O que fazer
No texto sobre os amigos de Baltimore, qual condição Eddie impõe para colocar a aliança no dedo?

Eles têm vinte e poucos anos, são melhores amigos, transitam por Baltimore como se fossem os donos das ruas e vivem o chamado período de transição. 

Shrevie trabalha numa loja de aparelhos televisivos e é casado com Beth, com quem admite não conseguir conversar por cinco minutos. Antes, era tudo sobre sexo, a excitação pelo proibido… agora ele acorda ao seu lado todos os dias. 

Shrevie é bastante rigoroso em relação a sua coleção de vinis e quando sua esposa coloca James Brown na seção de Rock, em vez da de R & B, ele fica enfurecido. Beth se sente culpada, o plano-detalhe de suas unhas sendo pintadas ressaltam a sua vontade de ser elogiada e observada, no entanto, sua vida se transformou num rotineiro jogo de palavras cruzadas. 

Eddie é o segundo na fila, todavia, só colocará a aliança no dedo se sua noiva passar numa prova elaborada pelo próprio sobre futebol americano. Soa mais como uma desculpa para cancelar o casamento do que qualquer outra coisa e, no fundo, é exatamente isso. Basta dizer que, em nenhum momento, vemos o rosto de Elyse. “Parece a hora certa e tal. Pelo menos ela não é uma manipuladora”.

A todo instante, Eddie tenta se convencer de que está fazendo a coisa certa e sua conversa com Shrevie apenas ratifica que nenhum dos dois sabe o que está fazendo. Eles ainda têm uma visão muito limitada acerca das mulheres e nunca experimentaram algo além de sexo – alguns nem isso. As convenções sociais devem ser seguidas a qualquer custo, a checklist tem que ser preenchida, mesmo que não signifique nada.

Esses jovens, com empregos e responsabilidades adultas, apostam se um amigo conseguirá transar com seu par no primeiro encontro. Sim, essa é a versão mais honesta deles, o que não é uma crítica.

Boogie, o mais vaidoso, tem uma retórica cuidadosa, trabalha num salão de beleza e cursa direito, mas se vê entupido de dívidas, cobradas constantemente por agiotas. Ele pinta uma certa imagem própria, no entanto, é capaz de colocar o pênis num balde de pipoca para ganhar uma aposta. 

Fenwick é o mais perturbado e imprevisível. O filme, inclusive, começa com Boogie dando uma bronca no amigo, que precisa ser contido. O início do fim da juventude assusta Fenwick, que começa a beber de manhã por pura ansiedade. Ele sente um vazio insuportável, sente que a melhor época de sua vida está acabando e não admite isso. Fenwick abandonou a faculdade, decidiu não participar dos negócios da família e é mal visto pelo irmão, por quem nutre um ódio palpável.

Billy está de volta à Baltimore a fim de prestigiar Eddie e reencontrar o grupo, mas deve voltar logo para finalizar seu mestrado em finanças. O único que abandonou a cidade natal é o que parece mais maduro e seguro de si. Por um lado, sim, Billy não pensa apenas em sexo, gosta de conversar com as garotas, principalmente com Barbara, por quem alimentou uma paixão platônica por anos. Eles passaram uma noite juntos e agora ela está grávida, porém não quer o bebê, não quer casar por conveniência e não sabe se o ama. Em contrapartida, Billy não tem dúvidas em relação aos próprios sentimentos, só não sabe muito bem como demonstrá-los – as brigas que provoca tem um caráter de descarrego.

Material fornecido
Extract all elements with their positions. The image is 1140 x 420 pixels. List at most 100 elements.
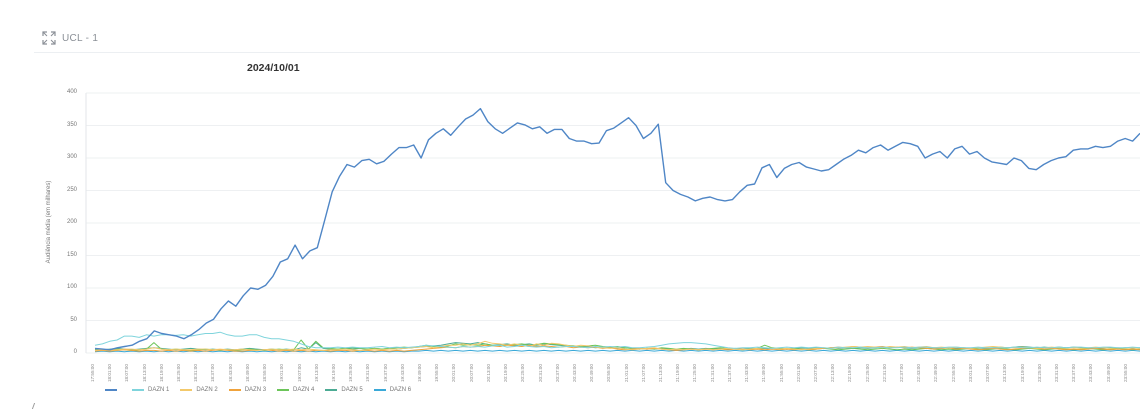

Tarefa concluída
A noiva precisa passar numa prova sobre futebol americano elaborada pelo próprio Eddie.